Give the number of lines in this listing that contain the word "text", and nothing else.

··········

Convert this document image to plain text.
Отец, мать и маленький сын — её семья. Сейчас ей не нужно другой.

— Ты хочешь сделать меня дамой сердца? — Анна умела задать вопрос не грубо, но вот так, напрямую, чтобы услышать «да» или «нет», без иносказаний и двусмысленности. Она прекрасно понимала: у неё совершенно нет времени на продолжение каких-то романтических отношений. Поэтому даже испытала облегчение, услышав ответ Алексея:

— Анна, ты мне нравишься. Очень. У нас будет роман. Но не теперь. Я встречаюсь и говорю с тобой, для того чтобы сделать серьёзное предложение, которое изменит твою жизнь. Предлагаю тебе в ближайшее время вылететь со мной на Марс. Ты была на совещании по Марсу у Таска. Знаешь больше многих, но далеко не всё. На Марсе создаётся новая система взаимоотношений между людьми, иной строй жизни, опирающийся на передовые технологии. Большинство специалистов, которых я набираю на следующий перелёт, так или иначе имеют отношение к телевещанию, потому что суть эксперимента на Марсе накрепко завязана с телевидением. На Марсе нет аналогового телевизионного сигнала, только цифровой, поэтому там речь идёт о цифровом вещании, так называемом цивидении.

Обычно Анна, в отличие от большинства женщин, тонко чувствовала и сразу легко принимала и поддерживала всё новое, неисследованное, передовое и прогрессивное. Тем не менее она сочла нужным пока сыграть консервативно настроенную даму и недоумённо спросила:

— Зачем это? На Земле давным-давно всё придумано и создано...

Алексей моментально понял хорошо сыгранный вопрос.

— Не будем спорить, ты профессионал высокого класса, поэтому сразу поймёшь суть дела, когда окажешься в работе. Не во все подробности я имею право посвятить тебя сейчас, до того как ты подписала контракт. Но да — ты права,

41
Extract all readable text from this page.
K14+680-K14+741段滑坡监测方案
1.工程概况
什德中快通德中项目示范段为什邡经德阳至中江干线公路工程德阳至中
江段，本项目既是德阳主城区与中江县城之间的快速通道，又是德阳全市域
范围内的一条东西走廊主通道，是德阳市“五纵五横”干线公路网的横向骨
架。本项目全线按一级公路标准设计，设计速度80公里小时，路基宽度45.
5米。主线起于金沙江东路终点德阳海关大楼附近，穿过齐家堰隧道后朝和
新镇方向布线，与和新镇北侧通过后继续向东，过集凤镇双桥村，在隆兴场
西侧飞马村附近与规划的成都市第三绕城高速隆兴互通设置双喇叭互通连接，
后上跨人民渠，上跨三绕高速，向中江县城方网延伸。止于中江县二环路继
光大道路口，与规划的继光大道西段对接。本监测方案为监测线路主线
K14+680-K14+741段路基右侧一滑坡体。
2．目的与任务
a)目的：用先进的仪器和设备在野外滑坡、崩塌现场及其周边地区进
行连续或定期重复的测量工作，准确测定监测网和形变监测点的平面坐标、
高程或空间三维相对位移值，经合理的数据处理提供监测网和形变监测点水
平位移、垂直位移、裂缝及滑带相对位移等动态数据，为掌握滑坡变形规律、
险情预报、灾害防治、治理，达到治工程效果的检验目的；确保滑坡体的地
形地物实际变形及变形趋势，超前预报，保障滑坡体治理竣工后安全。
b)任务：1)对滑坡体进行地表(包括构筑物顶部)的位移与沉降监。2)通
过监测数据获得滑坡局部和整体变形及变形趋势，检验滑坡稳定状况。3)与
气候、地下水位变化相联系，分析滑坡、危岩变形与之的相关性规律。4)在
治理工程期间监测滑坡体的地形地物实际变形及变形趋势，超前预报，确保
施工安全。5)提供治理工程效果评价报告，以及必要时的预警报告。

··········

Exercise output
2